-- Given records --
____________

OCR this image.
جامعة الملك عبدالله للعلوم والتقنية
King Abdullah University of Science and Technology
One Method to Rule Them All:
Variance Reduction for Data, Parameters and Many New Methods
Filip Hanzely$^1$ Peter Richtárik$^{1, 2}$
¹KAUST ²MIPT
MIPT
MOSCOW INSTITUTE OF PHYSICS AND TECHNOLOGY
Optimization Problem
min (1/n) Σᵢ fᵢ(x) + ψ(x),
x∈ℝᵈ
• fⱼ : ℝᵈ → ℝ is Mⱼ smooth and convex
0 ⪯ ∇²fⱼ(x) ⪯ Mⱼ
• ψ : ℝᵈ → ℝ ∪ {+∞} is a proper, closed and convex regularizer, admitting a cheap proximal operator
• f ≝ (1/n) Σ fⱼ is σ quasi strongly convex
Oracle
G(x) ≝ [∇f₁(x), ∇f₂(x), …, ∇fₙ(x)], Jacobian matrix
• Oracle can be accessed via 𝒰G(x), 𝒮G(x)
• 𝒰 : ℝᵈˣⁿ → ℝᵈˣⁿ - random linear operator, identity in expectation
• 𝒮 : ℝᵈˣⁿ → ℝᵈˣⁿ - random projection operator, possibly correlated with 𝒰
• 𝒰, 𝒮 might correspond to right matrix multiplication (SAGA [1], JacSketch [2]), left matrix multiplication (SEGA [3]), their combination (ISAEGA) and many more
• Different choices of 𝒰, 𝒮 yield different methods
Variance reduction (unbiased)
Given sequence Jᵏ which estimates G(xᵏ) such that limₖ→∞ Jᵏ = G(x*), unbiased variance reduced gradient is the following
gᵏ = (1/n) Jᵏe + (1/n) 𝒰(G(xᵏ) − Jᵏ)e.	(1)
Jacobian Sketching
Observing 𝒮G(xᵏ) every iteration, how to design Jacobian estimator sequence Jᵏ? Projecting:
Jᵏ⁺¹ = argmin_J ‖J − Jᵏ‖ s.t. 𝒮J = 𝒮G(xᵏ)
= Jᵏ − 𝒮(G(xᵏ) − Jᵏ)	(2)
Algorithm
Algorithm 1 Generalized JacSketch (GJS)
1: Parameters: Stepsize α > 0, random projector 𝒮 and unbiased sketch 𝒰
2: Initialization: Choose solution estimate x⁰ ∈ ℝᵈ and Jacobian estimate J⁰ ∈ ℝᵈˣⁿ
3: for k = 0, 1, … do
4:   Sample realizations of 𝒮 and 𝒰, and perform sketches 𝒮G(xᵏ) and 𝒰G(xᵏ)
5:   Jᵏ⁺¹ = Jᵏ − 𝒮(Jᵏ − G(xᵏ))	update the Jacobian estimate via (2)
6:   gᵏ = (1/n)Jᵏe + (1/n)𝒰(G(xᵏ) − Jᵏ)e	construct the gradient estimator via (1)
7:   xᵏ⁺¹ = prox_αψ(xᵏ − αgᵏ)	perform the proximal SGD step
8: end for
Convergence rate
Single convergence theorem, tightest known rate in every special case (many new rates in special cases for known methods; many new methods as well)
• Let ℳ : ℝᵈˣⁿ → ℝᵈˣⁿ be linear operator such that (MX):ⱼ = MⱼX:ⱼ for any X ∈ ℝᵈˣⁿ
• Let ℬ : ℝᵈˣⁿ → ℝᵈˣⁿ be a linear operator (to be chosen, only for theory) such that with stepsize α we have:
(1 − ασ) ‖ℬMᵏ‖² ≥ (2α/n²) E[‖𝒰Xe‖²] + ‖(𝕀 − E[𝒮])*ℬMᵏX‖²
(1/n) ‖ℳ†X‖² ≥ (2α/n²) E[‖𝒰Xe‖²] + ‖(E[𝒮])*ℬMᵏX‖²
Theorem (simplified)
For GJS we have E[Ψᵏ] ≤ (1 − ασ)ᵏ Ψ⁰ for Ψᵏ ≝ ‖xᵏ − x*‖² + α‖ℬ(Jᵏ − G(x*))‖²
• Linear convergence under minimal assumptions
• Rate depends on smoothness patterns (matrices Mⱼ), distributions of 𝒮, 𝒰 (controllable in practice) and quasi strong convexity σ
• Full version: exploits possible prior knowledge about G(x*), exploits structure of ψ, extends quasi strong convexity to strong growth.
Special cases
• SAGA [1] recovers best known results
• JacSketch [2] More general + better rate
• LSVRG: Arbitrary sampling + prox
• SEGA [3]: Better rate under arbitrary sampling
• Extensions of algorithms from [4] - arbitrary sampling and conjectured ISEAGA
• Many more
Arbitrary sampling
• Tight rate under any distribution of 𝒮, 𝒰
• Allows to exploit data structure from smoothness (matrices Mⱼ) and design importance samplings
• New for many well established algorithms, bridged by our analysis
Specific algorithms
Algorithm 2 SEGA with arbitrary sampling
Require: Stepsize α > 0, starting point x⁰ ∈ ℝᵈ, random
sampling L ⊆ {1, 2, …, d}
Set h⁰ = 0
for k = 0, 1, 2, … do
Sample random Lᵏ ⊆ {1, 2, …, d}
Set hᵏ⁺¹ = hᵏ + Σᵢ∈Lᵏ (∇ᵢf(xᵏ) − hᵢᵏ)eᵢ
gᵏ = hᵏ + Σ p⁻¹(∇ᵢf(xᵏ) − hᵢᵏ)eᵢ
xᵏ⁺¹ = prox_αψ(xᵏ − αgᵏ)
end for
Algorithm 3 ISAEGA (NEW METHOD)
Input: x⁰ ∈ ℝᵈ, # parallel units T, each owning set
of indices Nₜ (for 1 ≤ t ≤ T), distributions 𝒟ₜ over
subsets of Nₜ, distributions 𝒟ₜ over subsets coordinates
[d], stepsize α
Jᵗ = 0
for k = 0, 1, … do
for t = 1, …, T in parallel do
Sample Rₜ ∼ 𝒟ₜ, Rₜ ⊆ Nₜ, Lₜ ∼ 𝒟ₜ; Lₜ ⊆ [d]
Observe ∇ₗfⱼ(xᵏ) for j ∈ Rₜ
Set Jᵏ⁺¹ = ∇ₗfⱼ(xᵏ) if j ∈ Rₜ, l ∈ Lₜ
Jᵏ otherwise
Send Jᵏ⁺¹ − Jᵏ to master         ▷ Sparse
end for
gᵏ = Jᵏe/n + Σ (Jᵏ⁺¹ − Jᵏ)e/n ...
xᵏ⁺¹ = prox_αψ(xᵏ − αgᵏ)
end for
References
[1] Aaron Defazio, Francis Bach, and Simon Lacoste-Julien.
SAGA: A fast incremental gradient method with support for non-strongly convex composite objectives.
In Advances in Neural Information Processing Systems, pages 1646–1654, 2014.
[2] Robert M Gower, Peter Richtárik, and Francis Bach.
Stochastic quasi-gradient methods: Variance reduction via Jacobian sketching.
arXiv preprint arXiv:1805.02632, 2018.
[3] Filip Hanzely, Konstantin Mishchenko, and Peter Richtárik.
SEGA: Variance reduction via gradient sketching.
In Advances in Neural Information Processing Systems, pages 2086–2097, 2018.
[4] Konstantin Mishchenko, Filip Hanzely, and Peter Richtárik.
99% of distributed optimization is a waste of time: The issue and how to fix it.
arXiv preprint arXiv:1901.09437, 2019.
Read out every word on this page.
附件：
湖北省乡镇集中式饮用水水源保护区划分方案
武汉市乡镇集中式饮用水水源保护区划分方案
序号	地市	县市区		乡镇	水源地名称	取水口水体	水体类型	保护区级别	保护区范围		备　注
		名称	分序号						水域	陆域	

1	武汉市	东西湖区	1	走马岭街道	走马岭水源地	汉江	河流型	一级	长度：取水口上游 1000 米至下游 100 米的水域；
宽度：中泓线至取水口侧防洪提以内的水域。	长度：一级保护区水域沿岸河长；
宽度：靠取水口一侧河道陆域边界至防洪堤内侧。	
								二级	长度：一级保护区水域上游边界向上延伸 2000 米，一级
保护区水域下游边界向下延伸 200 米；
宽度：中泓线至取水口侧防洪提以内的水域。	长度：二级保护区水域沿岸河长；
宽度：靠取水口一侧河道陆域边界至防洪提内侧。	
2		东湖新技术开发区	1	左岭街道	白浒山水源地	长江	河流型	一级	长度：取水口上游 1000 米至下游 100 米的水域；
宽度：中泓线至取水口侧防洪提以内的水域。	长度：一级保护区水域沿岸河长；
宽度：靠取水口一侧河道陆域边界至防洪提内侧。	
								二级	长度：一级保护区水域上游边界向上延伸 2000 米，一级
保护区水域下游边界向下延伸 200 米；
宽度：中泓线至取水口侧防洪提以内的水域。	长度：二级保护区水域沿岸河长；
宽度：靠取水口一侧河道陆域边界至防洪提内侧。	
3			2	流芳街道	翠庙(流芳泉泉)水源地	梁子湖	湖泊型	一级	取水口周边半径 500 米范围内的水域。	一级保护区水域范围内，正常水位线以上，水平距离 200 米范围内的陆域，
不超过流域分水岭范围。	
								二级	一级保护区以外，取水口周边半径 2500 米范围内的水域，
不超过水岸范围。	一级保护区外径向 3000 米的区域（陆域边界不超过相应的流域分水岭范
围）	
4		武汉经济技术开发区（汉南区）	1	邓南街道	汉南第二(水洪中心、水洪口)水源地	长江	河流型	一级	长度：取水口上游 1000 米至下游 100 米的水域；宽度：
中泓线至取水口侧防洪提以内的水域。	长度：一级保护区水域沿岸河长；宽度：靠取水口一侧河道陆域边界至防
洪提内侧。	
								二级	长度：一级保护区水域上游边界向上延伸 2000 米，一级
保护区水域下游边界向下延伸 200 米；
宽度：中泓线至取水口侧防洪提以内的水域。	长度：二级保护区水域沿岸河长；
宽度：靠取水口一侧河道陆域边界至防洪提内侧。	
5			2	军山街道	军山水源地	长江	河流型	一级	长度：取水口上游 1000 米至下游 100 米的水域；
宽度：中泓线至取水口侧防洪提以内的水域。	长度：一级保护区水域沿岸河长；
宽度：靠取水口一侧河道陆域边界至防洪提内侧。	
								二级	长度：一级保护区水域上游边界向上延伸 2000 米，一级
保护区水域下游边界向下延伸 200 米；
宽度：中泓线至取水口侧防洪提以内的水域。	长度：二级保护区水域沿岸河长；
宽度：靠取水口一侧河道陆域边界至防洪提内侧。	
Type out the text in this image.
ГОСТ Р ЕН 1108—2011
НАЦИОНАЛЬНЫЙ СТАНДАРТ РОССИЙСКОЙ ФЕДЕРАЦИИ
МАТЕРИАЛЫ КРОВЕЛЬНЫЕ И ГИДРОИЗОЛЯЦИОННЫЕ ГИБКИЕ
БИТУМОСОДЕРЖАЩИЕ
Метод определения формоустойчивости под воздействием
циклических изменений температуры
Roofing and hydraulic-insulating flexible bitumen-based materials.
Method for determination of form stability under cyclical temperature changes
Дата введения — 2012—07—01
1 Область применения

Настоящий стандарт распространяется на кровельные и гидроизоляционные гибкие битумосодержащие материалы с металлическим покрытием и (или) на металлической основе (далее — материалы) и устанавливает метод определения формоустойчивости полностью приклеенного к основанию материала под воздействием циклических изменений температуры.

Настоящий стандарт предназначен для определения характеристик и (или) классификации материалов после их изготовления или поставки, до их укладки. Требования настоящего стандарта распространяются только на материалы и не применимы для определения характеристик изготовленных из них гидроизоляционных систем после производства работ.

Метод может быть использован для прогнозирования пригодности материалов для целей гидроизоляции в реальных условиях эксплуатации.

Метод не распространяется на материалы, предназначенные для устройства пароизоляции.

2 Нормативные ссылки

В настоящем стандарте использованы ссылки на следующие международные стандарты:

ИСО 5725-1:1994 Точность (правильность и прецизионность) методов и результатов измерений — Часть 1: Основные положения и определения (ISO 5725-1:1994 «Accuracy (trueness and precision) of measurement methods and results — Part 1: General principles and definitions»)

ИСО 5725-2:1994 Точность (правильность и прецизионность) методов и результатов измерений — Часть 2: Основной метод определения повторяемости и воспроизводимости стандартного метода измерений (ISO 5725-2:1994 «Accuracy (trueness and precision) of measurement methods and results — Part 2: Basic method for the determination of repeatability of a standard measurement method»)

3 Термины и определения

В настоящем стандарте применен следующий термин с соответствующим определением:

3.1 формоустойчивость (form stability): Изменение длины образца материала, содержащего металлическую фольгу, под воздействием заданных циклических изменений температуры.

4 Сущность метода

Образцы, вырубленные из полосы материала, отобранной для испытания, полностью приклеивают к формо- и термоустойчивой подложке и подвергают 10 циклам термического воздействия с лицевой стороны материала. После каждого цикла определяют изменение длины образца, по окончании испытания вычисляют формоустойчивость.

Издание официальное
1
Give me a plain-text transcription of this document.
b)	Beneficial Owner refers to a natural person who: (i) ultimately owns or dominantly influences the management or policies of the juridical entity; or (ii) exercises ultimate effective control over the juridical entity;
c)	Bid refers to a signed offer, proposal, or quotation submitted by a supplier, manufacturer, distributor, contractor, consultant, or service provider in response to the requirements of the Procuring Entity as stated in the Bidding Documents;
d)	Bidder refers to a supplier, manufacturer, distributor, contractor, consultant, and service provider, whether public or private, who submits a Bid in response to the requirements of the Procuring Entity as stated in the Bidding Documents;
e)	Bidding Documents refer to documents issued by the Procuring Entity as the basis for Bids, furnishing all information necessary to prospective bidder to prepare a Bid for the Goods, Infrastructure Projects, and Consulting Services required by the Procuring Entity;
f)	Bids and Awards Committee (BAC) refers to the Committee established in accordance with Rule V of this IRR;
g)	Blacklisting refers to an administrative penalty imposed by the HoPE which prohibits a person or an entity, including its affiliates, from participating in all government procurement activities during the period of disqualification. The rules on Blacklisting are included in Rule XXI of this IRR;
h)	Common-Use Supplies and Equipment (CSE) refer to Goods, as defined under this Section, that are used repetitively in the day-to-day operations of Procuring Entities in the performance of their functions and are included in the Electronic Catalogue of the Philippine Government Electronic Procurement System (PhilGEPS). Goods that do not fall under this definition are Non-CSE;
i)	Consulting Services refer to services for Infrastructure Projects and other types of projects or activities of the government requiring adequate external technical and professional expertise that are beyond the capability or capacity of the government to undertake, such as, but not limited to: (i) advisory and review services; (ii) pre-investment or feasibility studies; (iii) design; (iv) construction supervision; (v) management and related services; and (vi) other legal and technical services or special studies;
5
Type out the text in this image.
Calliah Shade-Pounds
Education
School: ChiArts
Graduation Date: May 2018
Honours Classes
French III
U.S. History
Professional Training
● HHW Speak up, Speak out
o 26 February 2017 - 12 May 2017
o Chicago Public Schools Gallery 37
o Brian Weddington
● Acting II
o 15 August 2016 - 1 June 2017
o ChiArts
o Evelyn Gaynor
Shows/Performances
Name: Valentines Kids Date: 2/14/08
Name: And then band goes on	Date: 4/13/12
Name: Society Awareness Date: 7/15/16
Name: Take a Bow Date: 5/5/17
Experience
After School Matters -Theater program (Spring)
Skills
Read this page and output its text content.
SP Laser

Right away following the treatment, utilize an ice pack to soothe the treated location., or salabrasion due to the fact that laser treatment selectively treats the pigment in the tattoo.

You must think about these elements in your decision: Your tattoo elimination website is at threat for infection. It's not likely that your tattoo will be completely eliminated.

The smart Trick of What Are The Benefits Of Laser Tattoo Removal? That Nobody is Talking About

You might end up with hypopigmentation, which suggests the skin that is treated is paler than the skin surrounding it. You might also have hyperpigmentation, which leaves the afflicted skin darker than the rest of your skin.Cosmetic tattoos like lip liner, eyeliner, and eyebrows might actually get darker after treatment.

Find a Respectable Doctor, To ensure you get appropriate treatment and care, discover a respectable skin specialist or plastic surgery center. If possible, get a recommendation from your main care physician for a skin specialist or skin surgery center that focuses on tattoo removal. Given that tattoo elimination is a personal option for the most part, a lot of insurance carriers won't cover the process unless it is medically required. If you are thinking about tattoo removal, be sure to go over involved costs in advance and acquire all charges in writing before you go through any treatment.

____________

-- The request --
Nothing but the lines from the one with "Read this page and output its text content." through the last line should be repeated, each exactly as it stands.

-- Exercise output --
Read this page and output its text content.
SP Laser

Right away following the treatment, utilize an ice pack to soothe the treated location., or salabrasion due to the fact that laser treatment selectively treats the pigment in the tattoo.

You must think about these elements in your decision: Your tattoo elimination website is at threat for infection. It's not likely that your tattoo will be completely eliminated.

The smart Trick of What Are The Benefits Of Laser Tattoo Removal? That Nobody is Talking About

You might end up with hypopigmentation, which suggests the skin that is treated is paler than the skin surrounding it. You might also have hyperpigmentation, which leaves the afflicted skin darker than the rest of your skin.Cosmetic tattoos like lip liner, eyeliner, and eyebrows might actually get darker after treatment.

Find a Respectable Doctor, To ensure you get appropriate treatment and care, discover a respectable skin specialist or plastic surgery center. If possible, get a recommendation from your main care physician for a skin specialist or skin surgery center that focuses on tattoo removal. Given that tattoo elimination is a personal option for the most part, a lot of insurance carriers won't cover the process unless it is medically required. If you are thinking about tattoo removal, be sure to go over involved costs in advance and acquire all charges in writing before you go through any treatment.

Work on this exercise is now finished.